■ **EXTRAIT FOURNI**
+-------+

Déclaration de M. Jean-Pierre Raffarin, Premier ministre, sur le rôle des Cours administratives d'appel et notamment celle de Paris, Paris le 26 février 2004.

Prononcé le

Intervenant(s) : 

Circonstance : Inauguration de la Cour d'appel de Paris le 26 février 2004

Texte intégral

Monsieur le Maire,
Monsieur le Vice-Président,
Mesdames et messieurs les présidents,
Mesdames et messieurs,
I - Les cours administratives d'appel
A. L'ambition : l'Etat respectueux de ses propres engagements
L'histoire de la construction de notre nation est indissociable de l'histoire de notre Etat. En France, l'Etat a fait la nation et la nation a fait l'Etat.
L'Etat est donc notre bien commun. C'est parce que nous y sommes attachés que nous devons constamment le réformer, l'adapter aux évolutions du monde. C'est parce ce que nous y sommes attachés que nous devons toujours veiller à ramener l'administration au respect de ses propres engagements et des règles de droit que la puissance publique a elle-même définies.

+-------+

■ **DONNÉES FOURNIES**
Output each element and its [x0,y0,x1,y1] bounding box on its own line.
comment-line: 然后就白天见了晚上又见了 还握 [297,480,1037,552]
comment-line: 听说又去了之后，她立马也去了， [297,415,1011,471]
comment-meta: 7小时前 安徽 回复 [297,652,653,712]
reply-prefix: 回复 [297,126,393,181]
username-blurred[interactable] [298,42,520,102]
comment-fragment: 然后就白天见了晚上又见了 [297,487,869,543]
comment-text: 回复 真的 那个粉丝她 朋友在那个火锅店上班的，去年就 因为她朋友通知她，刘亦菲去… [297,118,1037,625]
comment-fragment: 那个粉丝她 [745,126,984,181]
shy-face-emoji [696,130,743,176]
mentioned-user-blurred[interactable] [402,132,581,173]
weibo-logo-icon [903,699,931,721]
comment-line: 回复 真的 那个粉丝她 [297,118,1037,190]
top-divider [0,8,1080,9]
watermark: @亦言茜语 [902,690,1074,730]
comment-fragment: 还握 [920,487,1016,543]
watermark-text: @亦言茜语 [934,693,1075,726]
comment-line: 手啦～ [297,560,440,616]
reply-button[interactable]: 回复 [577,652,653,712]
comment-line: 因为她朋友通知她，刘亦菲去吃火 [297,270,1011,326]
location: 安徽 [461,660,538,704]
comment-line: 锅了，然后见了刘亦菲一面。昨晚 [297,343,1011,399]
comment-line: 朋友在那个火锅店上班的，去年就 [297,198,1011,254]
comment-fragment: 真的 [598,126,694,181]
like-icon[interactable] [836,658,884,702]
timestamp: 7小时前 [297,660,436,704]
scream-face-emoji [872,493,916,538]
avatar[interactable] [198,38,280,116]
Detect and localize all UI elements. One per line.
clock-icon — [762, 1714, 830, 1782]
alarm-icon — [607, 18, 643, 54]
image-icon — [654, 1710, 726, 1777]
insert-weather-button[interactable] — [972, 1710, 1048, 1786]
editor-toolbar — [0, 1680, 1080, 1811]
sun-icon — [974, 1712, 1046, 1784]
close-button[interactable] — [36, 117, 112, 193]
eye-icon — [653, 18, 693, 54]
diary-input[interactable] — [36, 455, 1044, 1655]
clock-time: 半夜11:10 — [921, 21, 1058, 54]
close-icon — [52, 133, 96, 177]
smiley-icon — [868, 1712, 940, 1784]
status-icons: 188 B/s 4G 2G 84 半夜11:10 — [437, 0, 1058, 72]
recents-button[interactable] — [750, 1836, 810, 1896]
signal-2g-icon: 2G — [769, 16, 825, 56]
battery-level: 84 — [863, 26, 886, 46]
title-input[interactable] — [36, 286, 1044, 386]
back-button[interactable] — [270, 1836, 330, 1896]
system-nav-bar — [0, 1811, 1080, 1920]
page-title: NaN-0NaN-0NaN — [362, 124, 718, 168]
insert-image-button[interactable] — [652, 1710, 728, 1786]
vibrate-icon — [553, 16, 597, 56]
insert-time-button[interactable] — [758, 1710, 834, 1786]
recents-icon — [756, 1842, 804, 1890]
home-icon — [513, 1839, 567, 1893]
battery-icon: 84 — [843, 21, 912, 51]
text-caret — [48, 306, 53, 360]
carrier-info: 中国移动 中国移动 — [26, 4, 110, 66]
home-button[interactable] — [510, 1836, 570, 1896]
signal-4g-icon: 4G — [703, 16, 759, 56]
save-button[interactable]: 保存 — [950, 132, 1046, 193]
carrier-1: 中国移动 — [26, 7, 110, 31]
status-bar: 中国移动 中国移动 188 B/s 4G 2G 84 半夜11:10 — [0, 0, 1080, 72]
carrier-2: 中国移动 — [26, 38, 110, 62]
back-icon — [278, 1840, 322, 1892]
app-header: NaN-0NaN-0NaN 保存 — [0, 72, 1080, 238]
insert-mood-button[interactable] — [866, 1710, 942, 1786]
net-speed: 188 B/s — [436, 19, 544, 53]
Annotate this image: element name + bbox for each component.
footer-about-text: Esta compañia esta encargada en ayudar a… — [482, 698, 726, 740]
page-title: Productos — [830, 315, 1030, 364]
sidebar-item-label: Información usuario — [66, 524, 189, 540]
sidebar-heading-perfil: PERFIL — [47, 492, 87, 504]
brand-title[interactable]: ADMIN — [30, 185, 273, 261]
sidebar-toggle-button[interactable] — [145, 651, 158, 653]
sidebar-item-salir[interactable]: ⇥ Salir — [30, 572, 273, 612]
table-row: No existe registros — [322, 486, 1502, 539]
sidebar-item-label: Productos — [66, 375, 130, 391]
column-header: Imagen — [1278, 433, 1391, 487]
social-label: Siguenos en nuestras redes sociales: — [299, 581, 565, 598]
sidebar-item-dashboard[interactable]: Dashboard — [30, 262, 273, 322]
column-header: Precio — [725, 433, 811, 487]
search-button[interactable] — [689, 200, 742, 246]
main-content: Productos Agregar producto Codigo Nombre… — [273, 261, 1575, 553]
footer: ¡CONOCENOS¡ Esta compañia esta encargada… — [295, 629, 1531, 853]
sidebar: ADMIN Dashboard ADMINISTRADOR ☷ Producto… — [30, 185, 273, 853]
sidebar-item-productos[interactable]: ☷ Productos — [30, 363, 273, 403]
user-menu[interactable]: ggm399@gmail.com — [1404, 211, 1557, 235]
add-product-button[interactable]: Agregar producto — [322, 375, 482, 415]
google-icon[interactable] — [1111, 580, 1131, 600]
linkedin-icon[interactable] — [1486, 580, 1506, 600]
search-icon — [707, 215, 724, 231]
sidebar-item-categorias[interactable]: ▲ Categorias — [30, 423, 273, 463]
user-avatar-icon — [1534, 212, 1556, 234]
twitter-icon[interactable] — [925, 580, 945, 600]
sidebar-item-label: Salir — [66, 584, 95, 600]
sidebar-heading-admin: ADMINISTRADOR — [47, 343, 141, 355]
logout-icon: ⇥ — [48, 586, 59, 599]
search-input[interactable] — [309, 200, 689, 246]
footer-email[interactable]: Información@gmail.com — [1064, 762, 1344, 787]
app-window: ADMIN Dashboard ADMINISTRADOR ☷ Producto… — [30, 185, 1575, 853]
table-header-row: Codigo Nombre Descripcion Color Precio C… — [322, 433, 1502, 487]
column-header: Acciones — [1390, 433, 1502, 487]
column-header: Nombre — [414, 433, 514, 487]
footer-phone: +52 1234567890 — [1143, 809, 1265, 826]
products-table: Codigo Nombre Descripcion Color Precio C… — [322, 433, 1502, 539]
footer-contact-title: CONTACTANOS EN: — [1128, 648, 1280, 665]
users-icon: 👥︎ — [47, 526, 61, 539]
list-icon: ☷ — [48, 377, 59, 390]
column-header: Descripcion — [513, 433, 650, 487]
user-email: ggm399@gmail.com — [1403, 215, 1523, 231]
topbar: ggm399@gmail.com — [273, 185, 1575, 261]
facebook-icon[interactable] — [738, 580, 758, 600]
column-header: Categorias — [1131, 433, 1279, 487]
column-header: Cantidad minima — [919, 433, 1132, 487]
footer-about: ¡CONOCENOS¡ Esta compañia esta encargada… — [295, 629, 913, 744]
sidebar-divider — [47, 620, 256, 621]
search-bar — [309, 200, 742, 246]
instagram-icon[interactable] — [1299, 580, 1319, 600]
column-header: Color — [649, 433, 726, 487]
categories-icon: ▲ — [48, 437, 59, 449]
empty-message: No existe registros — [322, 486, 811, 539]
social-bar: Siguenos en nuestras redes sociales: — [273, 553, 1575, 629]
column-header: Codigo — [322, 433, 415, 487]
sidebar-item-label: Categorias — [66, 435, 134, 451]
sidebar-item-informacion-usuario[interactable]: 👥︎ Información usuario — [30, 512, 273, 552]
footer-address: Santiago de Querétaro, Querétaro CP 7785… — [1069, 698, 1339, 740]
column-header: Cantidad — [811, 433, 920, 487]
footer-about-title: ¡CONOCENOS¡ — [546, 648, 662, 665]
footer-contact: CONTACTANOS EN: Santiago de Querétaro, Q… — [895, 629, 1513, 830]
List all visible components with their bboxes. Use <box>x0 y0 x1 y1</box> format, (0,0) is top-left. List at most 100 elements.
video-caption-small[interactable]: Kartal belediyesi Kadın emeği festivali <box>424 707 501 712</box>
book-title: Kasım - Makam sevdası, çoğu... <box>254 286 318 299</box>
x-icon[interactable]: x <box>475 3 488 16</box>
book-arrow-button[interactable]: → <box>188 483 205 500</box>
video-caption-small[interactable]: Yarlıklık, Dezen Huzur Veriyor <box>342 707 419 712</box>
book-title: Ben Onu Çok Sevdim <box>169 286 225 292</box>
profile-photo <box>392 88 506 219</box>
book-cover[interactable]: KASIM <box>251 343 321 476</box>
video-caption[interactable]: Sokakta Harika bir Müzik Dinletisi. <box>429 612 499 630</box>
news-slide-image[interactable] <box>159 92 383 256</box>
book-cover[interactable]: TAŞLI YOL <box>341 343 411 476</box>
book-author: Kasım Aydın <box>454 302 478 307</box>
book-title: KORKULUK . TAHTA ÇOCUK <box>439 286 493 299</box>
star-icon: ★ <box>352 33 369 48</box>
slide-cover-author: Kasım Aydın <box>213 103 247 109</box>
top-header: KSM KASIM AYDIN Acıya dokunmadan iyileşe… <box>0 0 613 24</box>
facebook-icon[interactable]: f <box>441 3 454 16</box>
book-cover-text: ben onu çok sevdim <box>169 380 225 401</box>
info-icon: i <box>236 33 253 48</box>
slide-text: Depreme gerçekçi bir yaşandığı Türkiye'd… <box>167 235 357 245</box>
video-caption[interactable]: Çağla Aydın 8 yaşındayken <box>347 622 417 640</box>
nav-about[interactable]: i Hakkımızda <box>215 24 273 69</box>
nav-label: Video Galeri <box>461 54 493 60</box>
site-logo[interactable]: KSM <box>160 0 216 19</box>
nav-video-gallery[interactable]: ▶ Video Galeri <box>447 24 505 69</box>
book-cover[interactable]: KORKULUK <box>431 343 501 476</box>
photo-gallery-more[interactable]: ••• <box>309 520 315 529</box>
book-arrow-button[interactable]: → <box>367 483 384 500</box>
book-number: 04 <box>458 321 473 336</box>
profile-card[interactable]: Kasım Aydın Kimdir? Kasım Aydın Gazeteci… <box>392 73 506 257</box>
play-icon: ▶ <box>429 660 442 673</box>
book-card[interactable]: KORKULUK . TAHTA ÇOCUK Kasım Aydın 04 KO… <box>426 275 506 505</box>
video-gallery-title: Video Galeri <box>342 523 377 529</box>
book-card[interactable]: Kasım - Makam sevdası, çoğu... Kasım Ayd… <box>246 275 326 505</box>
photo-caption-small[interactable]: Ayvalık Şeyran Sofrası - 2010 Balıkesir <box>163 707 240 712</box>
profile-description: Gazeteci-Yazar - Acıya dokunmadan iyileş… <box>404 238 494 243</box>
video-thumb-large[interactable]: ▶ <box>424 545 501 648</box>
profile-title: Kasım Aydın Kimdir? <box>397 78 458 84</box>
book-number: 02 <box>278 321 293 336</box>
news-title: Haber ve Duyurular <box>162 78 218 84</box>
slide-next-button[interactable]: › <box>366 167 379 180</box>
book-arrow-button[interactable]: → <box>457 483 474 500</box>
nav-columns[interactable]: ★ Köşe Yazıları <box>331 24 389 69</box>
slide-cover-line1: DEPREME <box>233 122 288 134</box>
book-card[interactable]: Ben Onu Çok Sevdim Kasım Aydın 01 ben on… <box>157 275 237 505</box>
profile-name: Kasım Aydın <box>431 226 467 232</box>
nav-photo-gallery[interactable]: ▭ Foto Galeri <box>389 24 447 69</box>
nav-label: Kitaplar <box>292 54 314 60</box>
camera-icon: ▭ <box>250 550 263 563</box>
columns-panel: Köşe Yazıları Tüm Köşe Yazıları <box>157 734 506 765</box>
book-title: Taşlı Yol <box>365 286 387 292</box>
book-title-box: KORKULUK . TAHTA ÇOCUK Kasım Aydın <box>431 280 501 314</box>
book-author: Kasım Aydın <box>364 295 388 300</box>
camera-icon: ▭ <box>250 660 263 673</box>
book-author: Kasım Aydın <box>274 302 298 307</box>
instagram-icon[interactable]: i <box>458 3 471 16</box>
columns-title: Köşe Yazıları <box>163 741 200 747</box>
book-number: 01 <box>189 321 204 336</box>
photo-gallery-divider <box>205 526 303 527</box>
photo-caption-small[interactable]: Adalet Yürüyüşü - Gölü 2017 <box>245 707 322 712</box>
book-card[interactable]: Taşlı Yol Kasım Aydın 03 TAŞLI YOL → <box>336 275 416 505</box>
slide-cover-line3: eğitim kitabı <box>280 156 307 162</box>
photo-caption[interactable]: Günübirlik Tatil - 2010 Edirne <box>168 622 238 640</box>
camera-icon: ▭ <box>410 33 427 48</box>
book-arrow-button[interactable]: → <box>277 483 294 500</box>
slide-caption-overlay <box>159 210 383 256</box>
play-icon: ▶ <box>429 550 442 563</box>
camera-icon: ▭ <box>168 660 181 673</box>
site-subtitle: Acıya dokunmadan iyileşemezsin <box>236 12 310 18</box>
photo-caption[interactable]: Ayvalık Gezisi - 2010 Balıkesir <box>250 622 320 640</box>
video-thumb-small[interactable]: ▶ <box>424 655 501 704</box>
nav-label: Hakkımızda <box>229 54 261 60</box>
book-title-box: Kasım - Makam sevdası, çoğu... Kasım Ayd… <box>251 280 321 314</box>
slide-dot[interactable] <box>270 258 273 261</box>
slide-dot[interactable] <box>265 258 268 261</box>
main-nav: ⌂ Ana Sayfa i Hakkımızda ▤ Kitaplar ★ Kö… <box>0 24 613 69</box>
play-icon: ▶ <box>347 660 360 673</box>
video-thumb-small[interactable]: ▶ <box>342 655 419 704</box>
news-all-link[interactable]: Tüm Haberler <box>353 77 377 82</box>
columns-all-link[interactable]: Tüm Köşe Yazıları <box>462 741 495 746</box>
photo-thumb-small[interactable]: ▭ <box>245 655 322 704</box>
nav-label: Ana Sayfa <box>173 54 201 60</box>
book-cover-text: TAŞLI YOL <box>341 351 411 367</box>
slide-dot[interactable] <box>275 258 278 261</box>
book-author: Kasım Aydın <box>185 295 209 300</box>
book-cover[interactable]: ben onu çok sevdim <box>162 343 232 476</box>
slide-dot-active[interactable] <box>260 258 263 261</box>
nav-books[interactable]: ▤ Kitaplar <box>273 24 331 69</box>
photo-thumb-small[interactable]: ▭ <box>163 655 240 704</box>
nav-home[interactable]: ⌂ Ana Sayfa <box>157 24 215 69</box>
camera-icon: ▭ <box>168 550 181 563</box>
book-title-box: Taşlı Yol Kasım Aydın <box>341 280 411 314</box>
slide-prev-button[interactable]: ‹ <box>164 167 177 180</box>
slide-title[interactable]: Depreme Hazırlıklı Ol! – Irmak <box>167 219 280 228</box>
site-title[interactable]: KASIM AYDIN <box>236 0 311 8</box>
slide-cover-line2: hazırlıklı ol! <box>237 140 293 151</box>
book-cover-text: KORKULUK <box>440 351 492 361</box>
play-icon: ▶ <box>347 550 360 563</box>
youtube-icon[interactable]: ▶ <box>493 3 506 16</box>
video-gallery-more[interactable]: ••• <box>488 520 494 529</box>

+-------+

■ **PROBLÈMES**
- A) À quelle occasion la déclaration de Jean-Pierre Raffarin sur les cours administratives d'appel a-t-elle été prononcée ?
- B) Indiquez si chacune des affirmations suivantes concorde avec la déclaration de Jean-Pierre Raffarin sur les cours administratives d'appel, en répondant par oui ou par non et en citant les mots décisifs de cette déclaration.
(i) En France, la nation a fait l'État sans que l'État ait fait la nation.
(ii) L'État doit être constamment réformé et adapté aux évolutions du monde.
(iii) La déclaration a été faite à Paris.
- C) Poursuivez la déclaration de Jean-Pierre Raffarin sur les cours administratives d'appel à partir de sa dernière phrase.

■ **RÉPONSES**
- A) Lors de l'inauguration de la Cour d'appel de Paris, le 26 février 2004.

- B)
(i) Non : « l'Etat a fait la nation et la nation a fait l'Etat. »
(ii) Oui : « nous devons constamment le réformer, l'adapter aux évolutions du monde. »
(iii) Oui : « Paris le 26 février 2004. »

- C)
Tel est le rôle des juridictions administratives et des magistrats qui les servent. C'est une tâche spécifique qui justifie l'existence d'un ordre de juridiction distinct de l'ordre judiciaire, c'est une tâche essentielle ce qu'elle doit chercher à concilier la défense des libertés individuelles et les exigences de l'intérêt général, c'est aussi une tâche difficile compte tenu de la complexité du droit applicable qui malgré les avancées récentes vers plus de simplification reste ardu à comprendre par le citoyen.
B. Les pouvoirs de ces cours
La cérémonie qui nous rassemble aujourd'hui coïncide avec un double anniversaire, intervenu le 1er janvier 2004 : les cinquante ans des tribunaux administratifs, créés par transformation des anciens conseils interdépartementaux de préfecture, et les quinze ans des cours administratives d'appel, créées ex nihilo, parachevant l'organisation de la juridiction administrative.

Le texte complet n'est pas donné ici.